### Problem statement:
Find each line containing the string "that" and return it.

### The data:
◇ ◇ ◇ ◇ ◇ ◇ ◇

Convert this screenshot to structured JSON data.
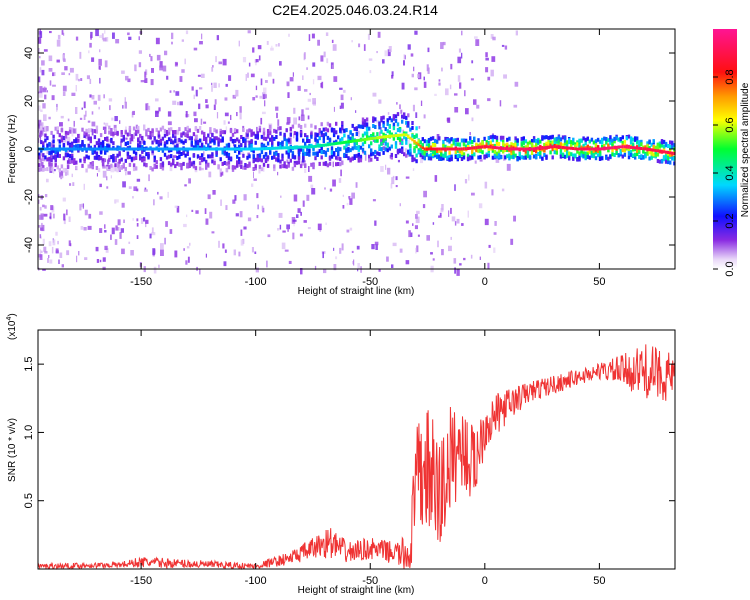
{
  "title": "C2E4.2025.046.03.24.R14",
  "chart_data": [
    {
      "type": "heatmap",
      "xlabel": "Height of straight line (km)",
      "ylabel": "Frequency (Hz)",
      "xlim": [
        -195,
        83
      ],
      "ylim": [
        -50,
        50
      ],
      "xticks": [
        -150,
        -100,
        -50,
        0,
        50
      ],
      "yticks": [
        -40,
        -20,
        0,
        20,
        40
      ],
      "colorbar": {
        "label": "Normalized spectral amplitude",
        "range": [
          0,
          1
        ],
        "ticks": [
          "0.0",
          "0.2",
          "0.4",
          "0.6",
          "0.8"
        ],
        "colormap": "rainbow"
      },
      "ridge": {
        "x": [
          -195,
          -150,
          -100,
          -75,
          -60,
          -45,
          -35,
          -27,
          -20,
          -10,
          0,
          10,
          20,
          30,
          40,
          50,
          60,
          70,
          83
        ],
        "freq": [
          0,
          0,
          0,
          1,
          3,
          5,
          6,
          0,
          0,
          0,
          1,
          0,
          0,
          1,
          0,
          0,
          1,
          0,
          -2
        ],
        "amplitude": [
          0.3,
          0.3,
          0.35,
          0.4,
          0.5,
          0.6,
          0.6,
          0.8,
          0.9,
          0.9,
          0.9,
          0.95,
          0.95,
          0.9,
          0.9,
          0.95,
          0.95,
          0.9,
          0.9
        ]
      }
    },
    {
      "type": "line",
      "xlabel": "Height of straight line (km)",
      "ylabel": "SNR (10 * v/v)",
      "scale_label": "(x10",
      "scale_exp": "4",
      "xlim": [
        -195,
        83
      ],
      "ylim": [
        0,
        1.75
      ],
      "xticks": [
        -150,
        -100,
        -50,
        0,
        50
      ],
      "yticks": [
        "0.5",
        "1.0",
        "1.5"
      ],
      "color": "#ef3333",
      "series_envelope": {
        "x": [
          -195,
          -160,
          -150,
          -100,
          -85,
          -75,
          -68,
          -60,
          -50,
          -40,
          -33,
          -30,
          -25,
          -20,
          -15,
          -10,
          -5,
          0,
          10,
          20,
          30,
          40,
          50,
          60,
          70,
          83
        ],
        "mean": [
          0.02,
          0.03,
          0.05,
          0.02,
          0.08,
          0.15,
          0.2,
          0.12,
          0.15,
          0.12,
          0.1,
          0.6,
          0.75,
          0.5,
          0.8,
          0.9,
          0.75,
          1.05,
          1.2,
          1.3,
          1.35,
          1.4,
          1.45,
          1.45,
          1.45,
          1.4
        ],
        "spread": [
          0.02,
          0.02,
          0.04,
          0.02,
          0.05,
          0.08,
          0.12,
          0.08,
          0.08,
          0.08,
          0.15,
          0.45,
          0.45,
          0.5,
          0.4,
          0.3,
          0.3,
          0.2,
          0.12,
          0.08,
          0.07,
          0.06,
          0.06,
          0.12,
          0.2,
          0.18
        ]
      }
    }
  ]
}
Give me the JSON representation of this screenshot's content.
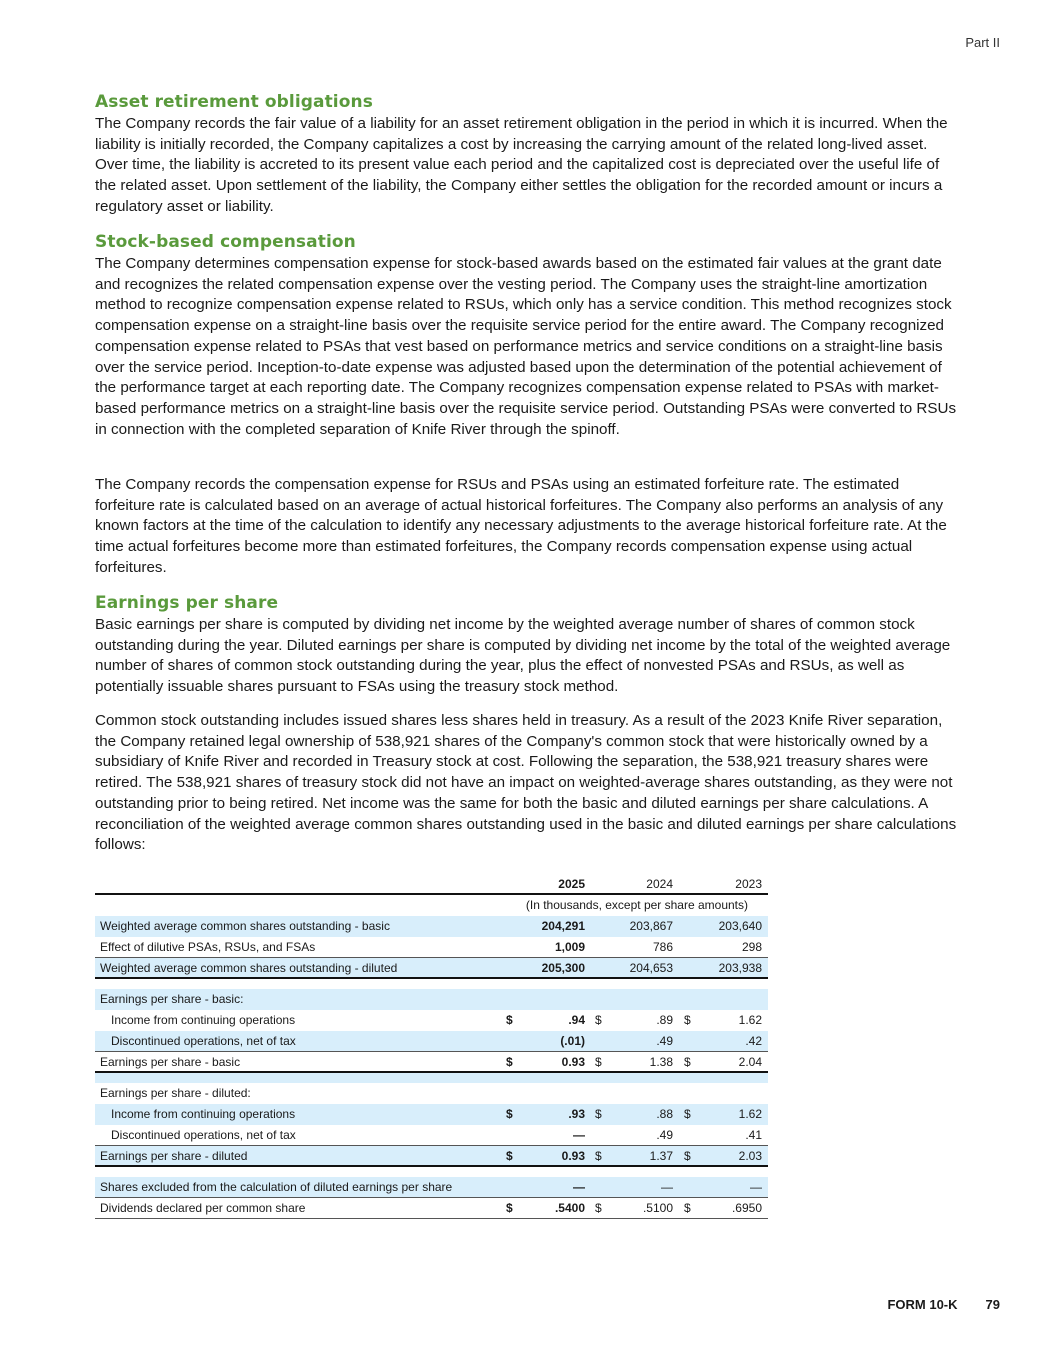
{
  "header": {
    "part": "Part II"
  },
  "sections": [
    {
      "heading": "Asset retirement obligations",
      "paragraphs": [
        "The Company records the fair value of a liability for an asset retirement obligation in the period in which it is incurred. When the liability is initially recorded, the Company capitalizes a cost by increasing the carrying amount of the related long-lived asset. Over time, the liability is accreted to its present value each period and the capitalized cost is depreciated over the useful life of the related asset. Upon settlement of the liability, the Company either settles the obligation for the recorded amount or incurs a regulatory asset or liability."
      ]
    },
    {
      "heading": "Stock-based compensation",
      "paragraphs": [
        "The Company determines compensation expense for stock-based awards based on the estimated fair values at the grant date and recognizes the related compensation expense over the vesting period. The Company uses the straight-line amortization method to recognize compensation expense related to RSUs, which only has a service condition. This method recognizes stock compensation expense on a straight-line basis over the requisite service period for the entire award. The Company recognized compensation expense related to PSAs that vest based on performance metrics and service conditions on a straight-line basis over the service period. Inception-to-date expense was adjusted based upon the determination of the potential achievement of the performance target at each reporting date. The Company recognizes compensation expense related to PSAs with market-based performance metrics on a straight-line basis over the requisite service period. Outstanding PSAs were converted to RSUs in connection with the completed separation of Knife River through the spinoff.",
        "The Company records the compensation expense for RSUs and PSAs using an estimated forfeiture rate. The estimated forfeiture rate is calculated based on an average of actual historical forfeitures. The Company also performs an analysis of any known factors at the time of the calculation to identify any necessary adjustments to the average historical forfeiture rate. At the time actual forfeitures become more than estimated forfeitures, the Company records compensation expense using actual forfeitures."
      ]
    },
    {
      "heading": "Earnings per share",
      "paragraphs": [
        "Basic earnings per share is computed by dividing net income by the weighted average number of shares of common stock outstanding during the year. Diluted earnings per share is computed by dividing net income by the total of the weighted average number of shares of common stock outstanding during the year, plus the effect of nonvested PSAs and RSUs, as well as potentially issuable shares pursuant to FSAs using the treasury stock method.",
        "Common stock outstanding includes issued shares less shares held in treasury. As a result of the 2023 Knife River separation, the Company retained legal ownership of 538,921 shares of the Company's common stock that were historically owned by a subsidiary of Knife River and recorded in Treasury stock at cost. Following the separation, the 538,921 treasury shares were retired. The 538,921 shares of treasury stock did not have an impact on weighted-average shares outstanding, as they were not outstanding prior to being retired. Net income was the same for both the basic and diluted earnings per share calculations. A reconciliation of the weighted average common shares outstanding used in the basic and diluted earnings per share calculations follows:"
      ]
    }
  ],
  "table": {
    "years": [
      "2025",
      "2024",
      "2023"
    ],
    "units": "(In thousands, except per share amounts)",
    "rows": [
      {
        "label": "Weighted average common shares outstanding - basic",
        "values": [
          "204,291",
          "203,867",
          "203,640"
        ],
        "dollar": false,
        "style": "blue"
      },
      {
        "label": "Effect of dilutive PSAs, RSUs, and FSAs",
        "values": [
          "1,009",
          "786",
          "298"
        ],
        "dollar": false,
        "style": "thin"
      },
      {
        "label": "Weighted average common shares outstanding - diluted",
        "values": [
          "205,300",
          "204,653",
          "203,938"
        ],
        "dollar": false,
        "style": "blue thick"
      },
      {
        "gap": true
      },
      {
        "label": "Earnings per share - basic:",
        "values": [
          "",
          "",
          ""
        ],
        "dollar": false,
        "style": "blue"
      },
      {
        "label": "Income from continuing operations",
        "values": [
          ".94",
          ".89",
          "1.62"
        ],
        "dollar": true,
        "indent": true,
        "style": ""
      },
      {
        "label": "Discontinued operations, net of tax",
        "values": [
          "(.01)",
          ".49",
          ".42"
        ],
        "dollar": false,
        "indent": true,
        "style": "blue thin"
      },
      {
        "label": "Earnings per share - basic",
        "values": [
          "0.93",
          "1.38",
          "2.04"
        ],
        "dollar": true,
        "style": "thick"
      },
      {
        "gap": true,
        "style": "blue"
      },
      {
        "label": "Earnings per share - diluted:",
        "values": [
          "",
          "",
          ""
        ],
        "dollar": false,
        "style": ""
      },
      {
        "label": "Income from continuing operations",
        "values": [
          ".93",
          ".88",
          "1.62"
        ],
        "dollar": true,
        "indent": true,
        "style": "blue"
      },
      {
        "label": "Discontinued operations, net of tax",
        "values": [
          "—",
          ".49",
          ".41"
        ],
        "dollar": false,
        "indent": true,
        "style": "thin"
      },
      {
        "label": "Earnings per share - diluted",
        "values": [
          "0.93",
          "1.37",
          "2.03"
        ],
        "dollar": true,
        "style": "blue thick"
      },
      {
        "gap": true
      },
      {
        "label": "Shares excluded from the calculation of diluted earnings per share",
        "values": [
          "—",
          "—",
          "—"
        ],
        "dollar": false,
        "style": "blue thin"
      },
      {
        "label": "Dividends declared per common share",
        "values": [
          ".5400",
          ".5100",
          ".6950"
        ],
        "dollar": true,
        "style": "thin"
      }
    ],
    "currency_symbol": "$"
  },
  "footer": {
    "form": "FORM 10-K",
    "page": "79"
  },
  "colors": {
    "heading": "#5a9a3c",
    "row_highlight": "#d8eefb"
  }
}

◇ ◇ ◇ ◇ ◇ ◇ ◇

### Exercise answer:
        "The Company determines compensation expense for stock-based awards based on the estimated fair values at the grant date and recognizes the related compensation expense over the vesting period. The Company uses the straight-line amortization method to recognize compensation expense related to RSUs, which only has a service condition. This method recognizes stock compensation expense on a straight-line basis over the requisite service period for the entire award. The Company recognized compensation expense related to PSAs that vest based on performance metrics and service conditions on a straight-line basis over the service period. Inception-to-date expense was adjusted based upon the determination of the potential achievement of the performance target at each reporting date. The Company recognizes compensation expense related to PSAs with market-based performance metrics on a straight-line basis over the requisite service period. Outstanding PSAs were converted to RSUs in connection with the completed separation of Knife River through the spinoff.",
        "Common stock outstanding includes issued shares less shares held in treasury. As a result of the 2023 Knife River separation, the Company retained legal ownership of 538,921 shares of the Company's common stock that were historically owned by a subsidiary of Knife River and recorded in Treasury stock at cost. Following the separation, the 538,921 treasury shares were retired. The 538,921 shares of treasury stock did not have an impact on weighted-average shares outstanding, as they were not outstanding prior to being retired. Net income was the same for both the basic and diluted earnings per share calculations. A reconciliation of the weighted average common shares outstanding used in the basic and diluted earnings per share calculations follows:"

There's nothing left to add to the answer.